### Requirements
Give the number of lines in the listing below that include the word "path", with nothing more.

· · · · ·

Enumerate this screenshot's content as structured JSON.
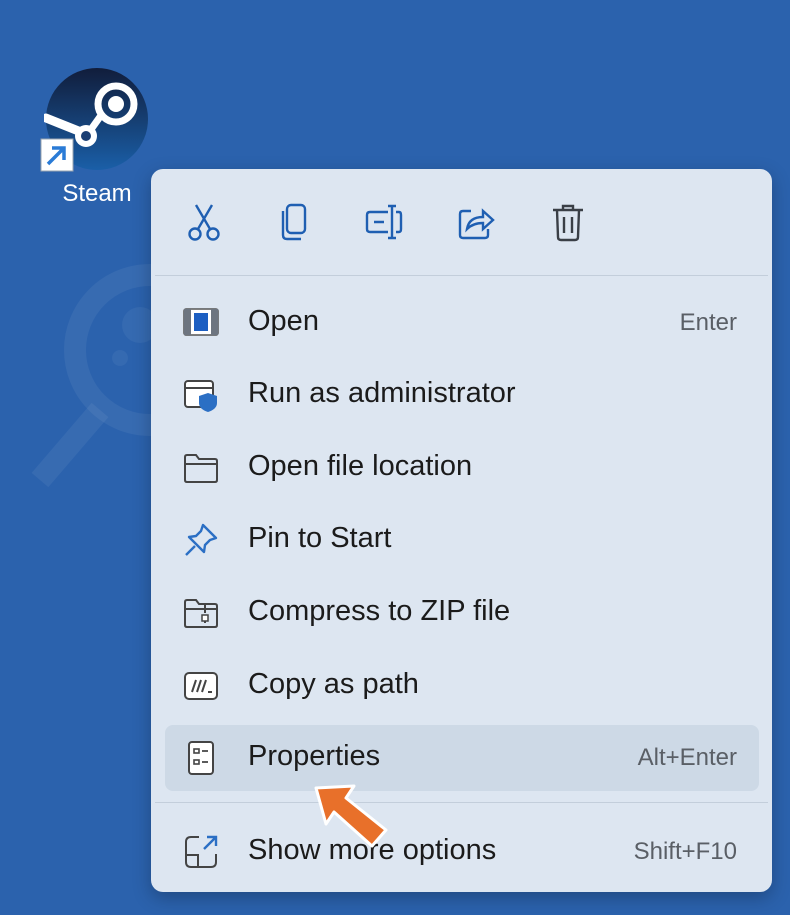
{
  "desktop": {
    "background": "#2b62ad",
    "icon": {
      "name": "steam-icon",
      "label": "Steam"
    }
  },
  "toolbar": [
    {
      "name": "cut-icon"
    },
    {
      "name": "copy-icon"
    },
    {
      "name": "rename-icon"
    },
    {
      "name": "share-icon"
    },
    {
      "name": "delete-icon"
    }
  ],
  "menu": {
    "items": [
      {
        "label": "Open",
        "shortcut": "Enter",
        "icon": "open-app-icon"
      },
      {
        "label": "Run as administrator",
        "shortcut": "",
        "icon": "admin-shield-icon"
      },
      {
        "label": "Open file location",
        "shortcut": "",
        "icon": "folder-icon"
      },
      {
        "label": "Pin to Start",
        "shortcut": "",
        "icon": "pin-icon"
      },
      {
        "label": "Compress to ZIP file",
        "shortcut": "",
        "icon": "zip-folder-icon"
      },
      {
        "label": "Copy as path",
        "shortcut": "",
        "icon": "copy-path-icon"
      },
      {
        "label": "Properties",
        "shortcut": "Alt+Enter",
        "icon": "properties-icon",
        "highlighted": true
      },
      {
        "label": "Show more options",
        "shortcut": "Shift+F10",
        "icon": "more-options-icon"
      }
    ]
  },
  "colors": {
    "menu_bg": "#dde6f1",
    "highlight": "#cdd9e6",
    "accent_icon": "#2b6fc4",
    "pointer": "#e8702a"
  }
}
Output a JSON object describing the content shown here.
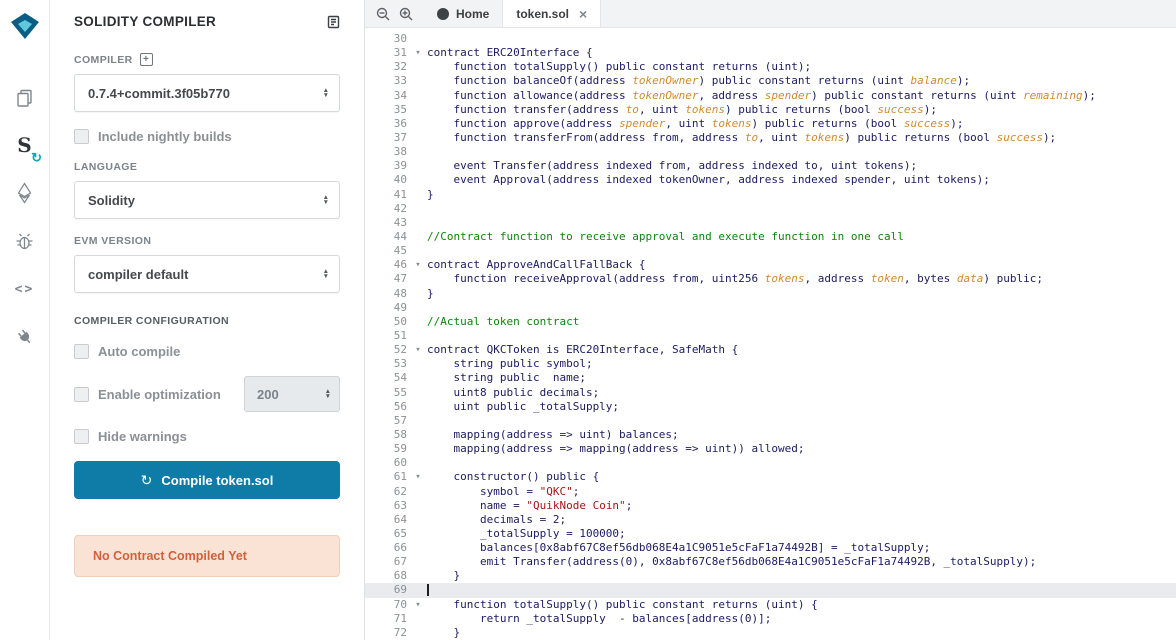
{
  "colors": {
    "accent": "#0e7ca6",
    "warning_bg": "#fae3d5",
    "warning_text": "#d0613a"
  },
  "icons": {
    "close": "×",
    "refresh": "↻",
    "add": "+",
    "fold_arrow": "▾",
    "select_up": "▲",
    "select_down": "▼",
    "brackets": "<>",
    "compiler_s": "S"
  },
  "activity_bar": {
    "items": [
      "file-explorer",
      "solidity-compiler",
      "deploy-and-run",
      "debugger",
      "source-verifier",
      "plugin-manager"
    ],
    "active": "solidity-compiler"
  },
  "panel": {
    "title": "SOLIDITY COMPILER",
    "compiler": {
      "label": "COMPILER",
      "version": "0.7.4+commit.3f05b770",
      "nightly_label": "Include nightly builds"
    },
    "language": {
      "label": "LANGUAGE",
      "value": "Solidity"
    },
    "evm": {
      "label": "EVM VERSION",
      "value": "compiler default"
    },
    "config": {
      "label": "COMPILER CONFIGURATION",
      "auto_compile_label": "Auto compile",
      "optimization_label": "Enable optimization",
      "runs_value": "200",
      "hide_warnings_label": "Hide warnings"
    },
    "compile_button_label": "Compile token.sol",
    "status_message": "No Contract Compiled Yet"
  },
  "editor": {
    "tabs": [
      {
        "label": "Home",
        "active": false
      },
      {
        "label": "token.sol",
        "active": true
      }
    ],
    "current_line": 69,
    "lines": [
      {
        "n": 30,
        "tokens": []
      },
      {
        "n": 31,
        "fold": true,
        "tokens": [
          [
            "contract ERC20Interface {",
            "d"
          ]
        ]
      },
      {
        "n": 32,
        "tokens": [
          [
            "    function totalSupply() public constant returns (uint);",
            "d"
          ]
        ]
      },
      {
        "n": 33,
        "tokens": [
          [
            "    function balanceOf(address ",
            "d"
          ],
          [
            "tokenOwner",
            "o"
          ],
          [
            ") public constant returns (uint ",
            "d"
          ],
          [
            "balance",
            "o"
          ],
          [
            ");",
            "d"
          ]
        ]
      },
      {
        "n": 34,
        "tokens": [
          [
            "    function allowance(address ",
            "d"
          ],
          [
            "tokenOwner",
            "o"
          ],
          [
            ", address ",
            "d"
          ],
          [
            "spender",
            "o"
          ],
          [
            ") public constant returns (uint ",
            "d"
          ],
          [
            "remaining",
            "o"
          ],
          [
            ");",
            "d"
          ]
        ]
      },
      {
        "n": 35,
        "tokens": [
          [
            "    function transfer(address ",
            "d"
          ],
          [
            "to",
            "o"
          ],
          [
            ", uint ",
            "d"
          ],
          [
            "tokens",
            "o"
          ],
          [
            ") public returns (bool ",
            "d"
          ],
          [
            "success",
            "o"
          ],
          [
            ");",
            "d"
          ]
        ]
      },
      {
        "n": 36,
        "tokens": [
          [
            "    function approve(address ",
            "d"
          ],
          [
            "spender",
            "o"
          ],
          [
            ", uint ",
            "d"
          ],
          [
            "tokens",
            "o"
          ],
          [
            ") public returns (bool ",
            "d"
          ],
          [
            "success",
            "o"
          ],
          [
            ");",
            "d"
          ]
        ]
      },
      {
        "n": 37,
        "tokens": [
          [
            "    function transferFrom(address from, address ",
            "d"
          ],
          [
            "to",
            "o"
          ],
          [
            ", uint ",
            "d"
          ],
          [
            "tokens",
            "o"
          ],
          [
            ") public returns (bool ",
            "d"
          ],
          [
            "success",
            "o"
          ],
          [
            ");",
            "d"
          ]
        ]
      },
      {
        "n": 38,
        "tokens": []
      },
      {
        "n": 39,
        "tokens": [
          [
            "    event Transfer(address indexed from, address indexed to, uint tokens);",
            "d"
          ]
        ]
      },
      {
        "n": 40,
        "tokens": [
          [
            "    event Approval(address indexed tokenOwner, address indexed spender, uint tokens);",
            "d"
          ]
        ]
      },
      {
        "n": 41,
        "tokens": [
          [
            "}",
            "d"
          ]
        ]
      },
      {
        "n": 42,
        "tokens": []
      },
      {
        "n": 43,
        "tokens": []
      },
      {
        "n": 44,
        "tokens": [
          [
            "//Contract function to receive approval and execute function in one call",
            "g"
          ]
        ]
      },
      {
        "n": 45,
        "tokens": []
      },
      {
        "n": 46,
        "fold": true,
        "tokens": [
          [
            "contract ApproveAndCallFallBack {",
            "d"
          ]
        ]
      },
      {
        "n": 47,
        "tokens": [
          [
            "    function receiveApproval(address from, uint256 ",
            "d"
          ],
          [
            "tokens",
            "o"
          ],
          [
            ", address ",
            "d"
          ],
          [
            "token",
            "o"
          ],
          [
            ", bytes ",
            "d"
          ],
          [
            "data",
            "o"
          ],
          [
            ") public;",
            "d"
          ]
        ]
      },
      {
        "n": 48,
        "tokens": [
          [
            "}",
            "d"
          ]
        ]
      },
      {
        "n": 49,
        "tokens": []
      },
      {
        "n": 50,
        "tokens": [
          [
            "//Actual token contract",
            "g"
          ]
        ]
      },
      {
        "n": 51,
        "tokens": []
      },
      {
        "n": 52,
        "fold": true,
        "tokens": [
          [
            "contract QKCToken is ERC20Interface, SafeMath {",
            "d"
          ]
        ]
      },
      {
        "n": 53,
        "tokens": [
          [
            "    string public symbol;",
            "d"
          ]
        ]
      },
      {
        "n": 54,
        "tokens": [
          [
            "    string public  name;",
            "d"
          ]
        ]
      },
      {
        "n": 55,
        "tokens": [
          [
            "    uint8 public decimals;",
            "d"
          ]
        ]
      },
      {
        "n": 56,
        "tokens": [
          [
            "    uint public _totalSupply;",
            "d"
          ]
        ]
      },
      {
        "n": 57,
        "tokens": []
      },
      {
        "n": 58,
        "tokens": [
          [
            "    mapping(address => uint) balances;",
            "d"
          ]
        ]
      },
      {
        "n": 59,
        "tokens": [
          [
            "    mapping(address => mapping(address => uint)) allowed;",
            "d"
          ]
        ]
      },
      {
        "n": 60,
        "tokens": []
      },
      {
        "n": 61,
        "fold": true,
        "tokens": [
          [
            "    constructor() public {",
            "d"
          ]
        ]
      },
      {
        "n": 62,
        "tokens": [
          [
            "        symbol = ",
            "d"
          ],
          [
            "\"QKC\"",
            "s"
          ],
          [
            ";",
            "d"
          ]
        ]
      },
      {
        "n": 63,
        "tokens": [
          [
            "        name = ",
            "d"
          ],
          [
            "\"QuikNode Coin\"",
            "s"
          ],
          [
            ";",
            "d"
          ]
        ]
      },
      {
        "n": 64,
        "tokens": [
          [
            "        decimals = 2;",
            "d"
          ]
        ]
      },
      {
        "n": 65,
        "tokens": [
          [
            "        _totalSupply = 100000;",
            "d"
          ]
        ]
      },
      {
        "n": 66,
        "tokens": [
          [
            "        balances[0x8abf67C8ef56db068E4a1C9051e5cFaF1a74492B] = _totalSupply;",
            "d"
          ]
        ]
      },
      {
        "n": 67,
        "tokens": [
          [
            "        emit Transfer(address(0), 0x8abf67C8ef56db068E4a1C9051e5cFaF1a74492B, _totalSupply);",
            "d"
          ]
        ]
      },
      {
        "n": 68,
        "tokens": [
          [
            "    }",
            "d"
          ]
        ]
      },
      {
        "n": 69,
        "tokens": []
      },
      {
        "n": 70,
        "fold": true,
        "tokens": [
          [
            "    function totalSupply() public constant returns (uint) {",
            "d"
          ]
        ]
      },
      {
        "n": 71,
        "tokens": [
          [
            "        return _totalSupply  - balances[address(0)];",
            "d"
          ]
        ]
      },
      {
        "n": 72,
        "tokens": [
          [
            "    }",
            "d"
          ]
        ]
      }
    ]
  }
}
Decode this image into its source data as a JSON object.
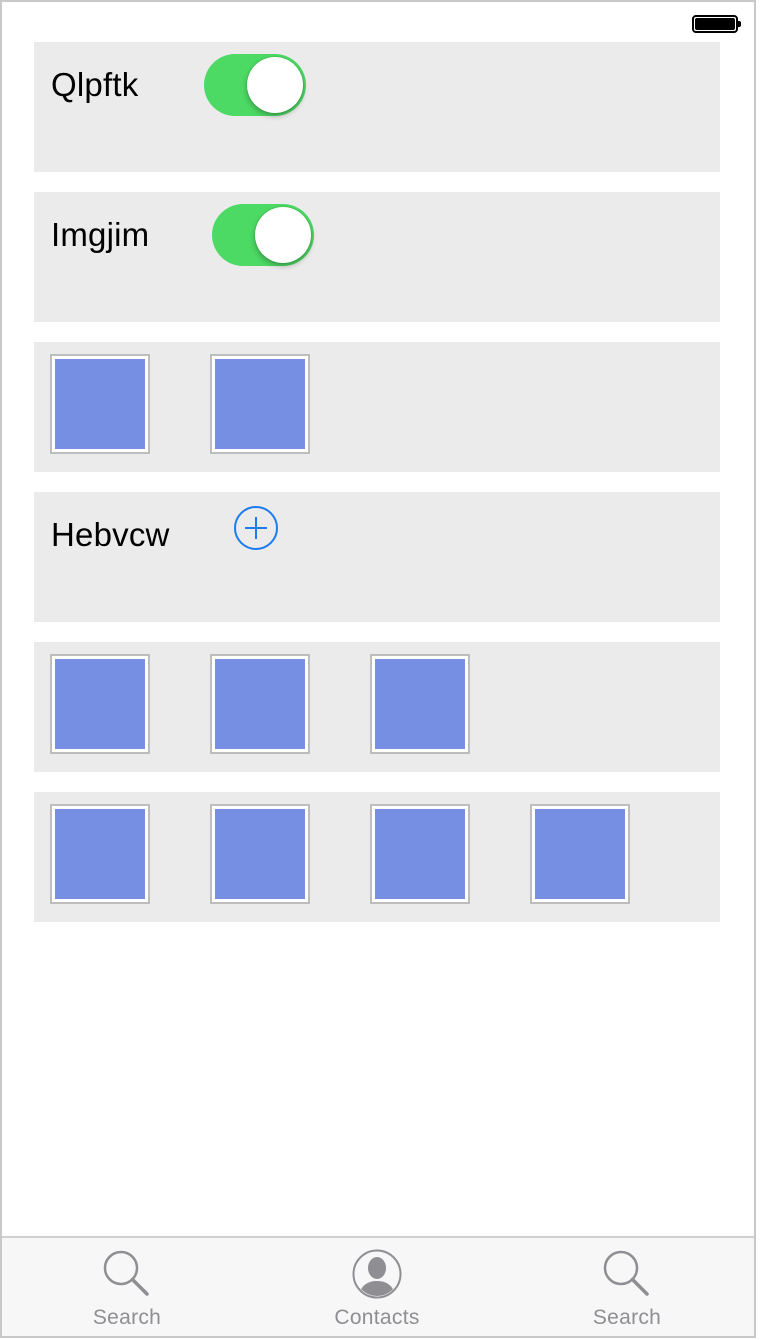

· · · · ·

### Output for this exercise
2